WHAT TO WORK ON:
Can you output the material exactly as written, minus any pictures it holds?
[begin RECORD EXCERPTS]
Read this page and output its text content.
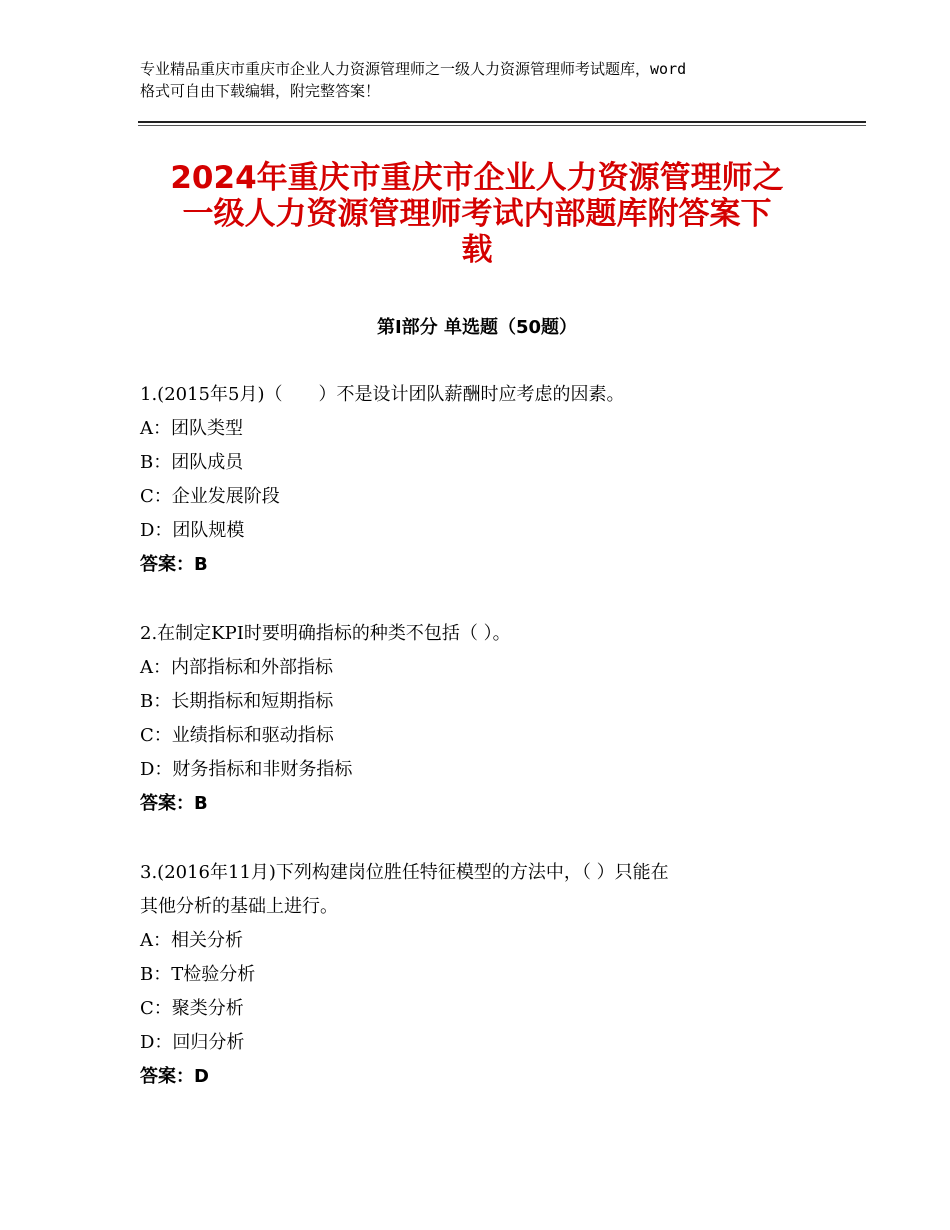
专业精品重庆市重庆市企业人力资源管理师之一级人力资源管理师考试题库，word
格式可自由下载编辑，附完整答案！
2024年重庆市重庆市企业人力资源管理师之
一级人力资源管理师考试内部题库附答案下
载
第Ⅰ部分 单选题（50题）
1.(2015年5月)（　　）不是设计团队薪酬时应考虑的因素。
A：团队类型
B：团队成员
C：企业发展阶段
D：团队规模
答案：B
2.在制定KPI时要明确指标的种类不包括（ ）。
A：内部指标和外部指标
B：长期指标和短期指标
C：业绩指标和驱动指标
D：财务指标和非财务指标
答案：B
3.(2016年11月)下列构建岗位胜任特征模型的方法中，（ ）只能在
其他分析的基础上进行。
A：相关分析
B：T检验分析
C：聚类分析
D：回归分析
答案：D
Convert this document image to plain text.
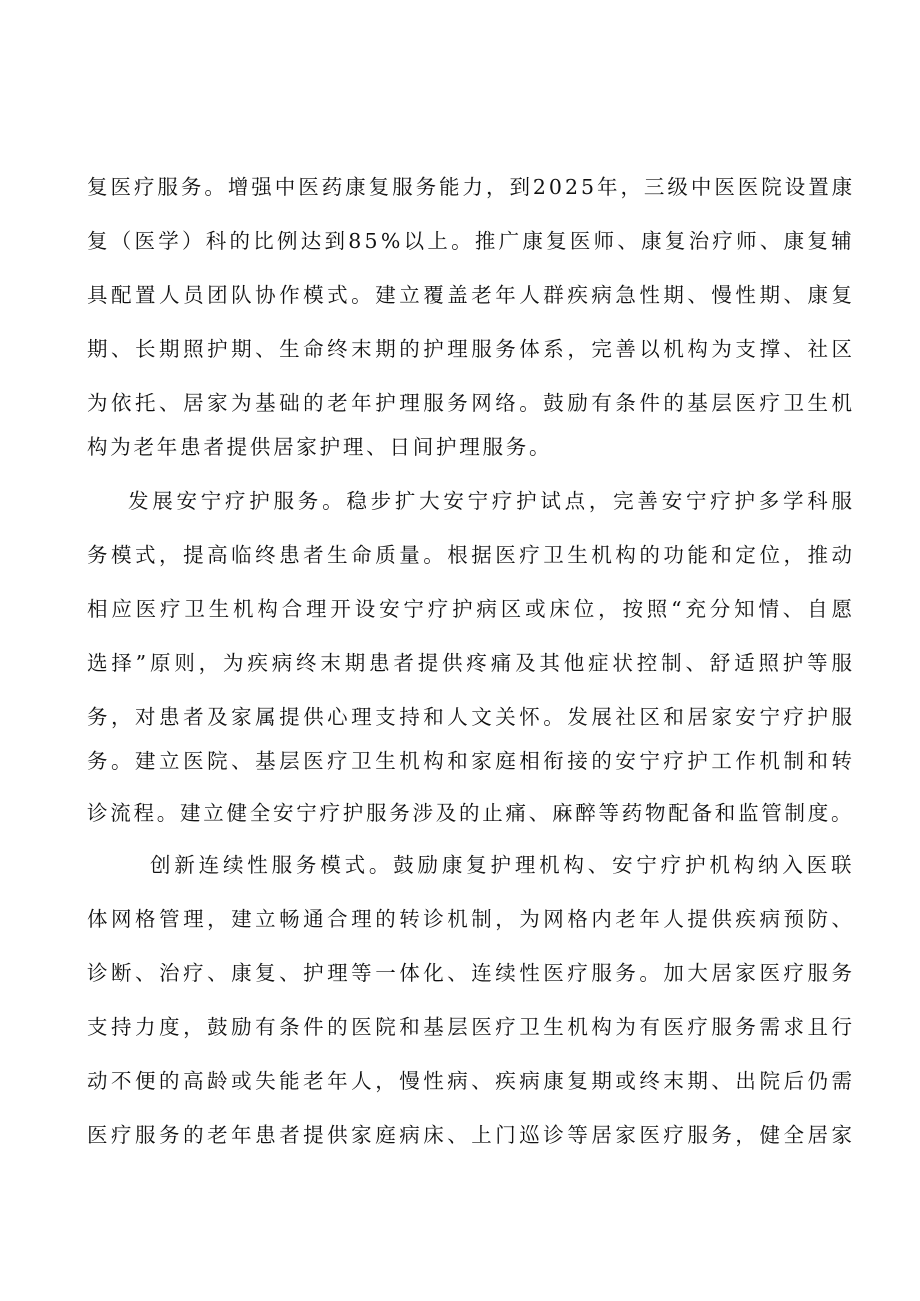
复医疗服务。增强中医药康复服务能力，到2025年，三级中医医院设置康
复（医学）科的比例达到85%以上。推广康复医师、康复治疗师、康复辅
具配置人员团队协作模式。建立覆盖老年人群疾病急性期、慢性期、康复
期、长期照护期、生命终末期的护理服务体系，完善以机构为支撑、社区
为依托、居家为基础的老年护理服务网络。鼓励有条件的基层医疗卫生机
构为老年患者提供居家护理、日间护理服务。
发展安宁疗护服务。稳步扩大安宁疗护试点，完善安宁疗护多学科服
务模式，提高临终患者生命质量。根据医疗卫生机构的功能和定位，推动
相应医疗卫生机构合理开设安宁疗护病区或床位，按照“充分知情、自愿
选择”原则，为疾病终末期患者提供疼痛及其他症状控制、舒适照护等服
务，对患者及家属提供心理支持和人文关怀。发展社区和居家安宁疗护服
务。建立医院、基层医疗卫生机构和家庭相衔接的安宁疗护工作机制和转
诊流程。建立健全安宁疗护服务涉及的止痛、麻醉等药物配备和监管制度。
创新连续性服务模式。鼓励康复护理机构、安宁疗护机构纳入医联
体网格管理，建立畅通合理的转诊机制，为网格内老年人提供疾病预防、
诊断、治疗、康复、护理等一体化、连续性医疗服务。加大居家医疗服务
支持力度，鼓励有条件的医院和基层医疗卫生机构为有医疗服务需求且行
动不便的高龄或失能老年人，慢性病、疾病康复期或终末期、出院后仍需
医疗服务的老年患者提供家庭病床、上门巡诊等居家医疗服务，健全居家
[end RECORD EXCERPTS]
ANSWER TO THIS TASK:
Read this page and output its text content.
专业精品重庆市重庆市企业人力资源管理师之一级人力资源管理师考试题库，word
格式可自由下载编辑，附完整答案！
2024年重庆市重庆市企业人力资源管理师之
一级人力资源管理师考试内部题库附答案下
载
第Ⅰ部分 单选题（50题）
1.(2015年5月)（　　）不是设计团队薪酬时应考虑的因素。
A：团队类型
B：团队成员
C：企业发展阶段
D：团队规模
答案：B
2.在制定KPI时要明确指标的种类不包括（ ）。
A：内部指标和外部指标
B：长期指标和短期指标
C：业绩指标和驱动指标
D：财务指标和非财务指标
答案：B
3.(2016年11月)下列构建岗位胜任特征模型的方法中，（ ）只能在
其他分析的基础上进行。
A：相关分析
B：T检验分析
C：聚类分析
D：回归分析
答案：D
Convert this document image to plain text.
复医疗服务。增强中医药康复服务能力，到2025年，三级中医医院设置康
复（医学）科的比例达到85%以上。推广康复医师、康复治疗师、康复辅
具配置人员团队协作模式。建立覆盖老年人群疾病急性期、慢性期、康复
期、长期照护期、生命终末期的护理服务体系，完善以机构为支撑、社区
为依托、居家为基础的老年护理服务网络。鼓励有条件的基层医疗卫生机
构为老年患者提供居家护理、日间护理服务。
发展安宁疗护服务。稳步扩大安宁疗护试点，完善安宁疗护多学科服
务模式，提高临终患者生命质量。根据医疗卫生机构的功能和定位，推动
相应医疗卫生机构合理开设安宁疗护病区或床位，按照“充分知情、自愿
选择”原则，为疾病终末期患者提供疼痛及其他症状控制、舒适照护等服
务，对患者及家属提供心理支持和人文关怀。发展社区和居家安宁疗护服
务。建立医院、基层医疗卫生机构和家庭相衔接的安宁疗护工作机制和转
诊流程。建立健全安宁疗护服务涉及的止痛、麻醉等药物配备和监管制度。
创新连续性服务模式。鼓励康复护理机构、安宁疗护机构纳入医联
体网格管理，建立畅通合理的转诊机制，为网格内老年人提供疾病预防、
诊断、治疗、康复、护理等一体化、连续性医疗服务。加大居家医疗服务
支持力度，鼓励有条件的医院和基层医疗卫生机构为有医疗服务需求且行
动不便的高龄或失能老年人，慢性病、疾病康复期或终末期、出院后仍需
医疗服务的老年患者提供家庭病床、上门巡诊等居家医疗服务，健全居家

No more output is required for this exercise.